-- Exercise goal --
Copy all the entries below exactly, but not the pictures.

#####

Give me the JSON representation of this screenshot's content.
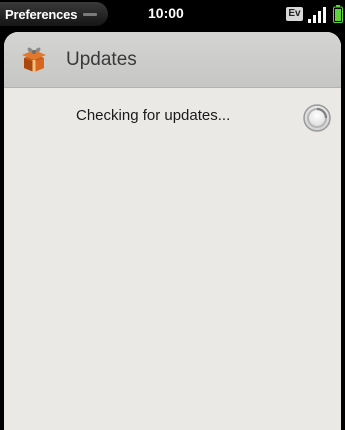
{
  "statusbar": {
    "app_menu_label": "Preferences",
    "time": "10:00",
    "network_badge": "EV",
    "signal_icon": "signal-bars-icon",
    "battery_icon": "battery-icon"
  },
  "header": {
    "icon": "updates-gift-icon",
    "title": "Updates"
  },
  "content": {
    "status_text": "Checking for updates...",
    "spinner_icon": "activity-spinner-icon"
  },
  "colors": {
    "card_background": "#eae9e6",
    "header_background": "#cacac8",
    "icon_orange": "#d9661f"
  }
}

#####

-- Exercise output --
Give me the JSON representation of this screenshot's content.
{
  "statusbar": {
    "app_menu_label": "Preferences",
    "time": "10:00",
    "network_badge": "EV",
    "signal_icon": "signal-bars-icon",
    "battery_icon": "battery-icon"
  },
  "header": {
    "icon": "updates-gift-icon",
    "title": "Updates"
  },
  "content": {
    "status_text": "Checking for updates...",
    "spinner_icon": "activity-spinner-icon"
  },
  "colors": {
    "card_background": "#eae9e6",
    "header_background": "#cacac8",
    "icon_orange": "#d9661f"
  }
}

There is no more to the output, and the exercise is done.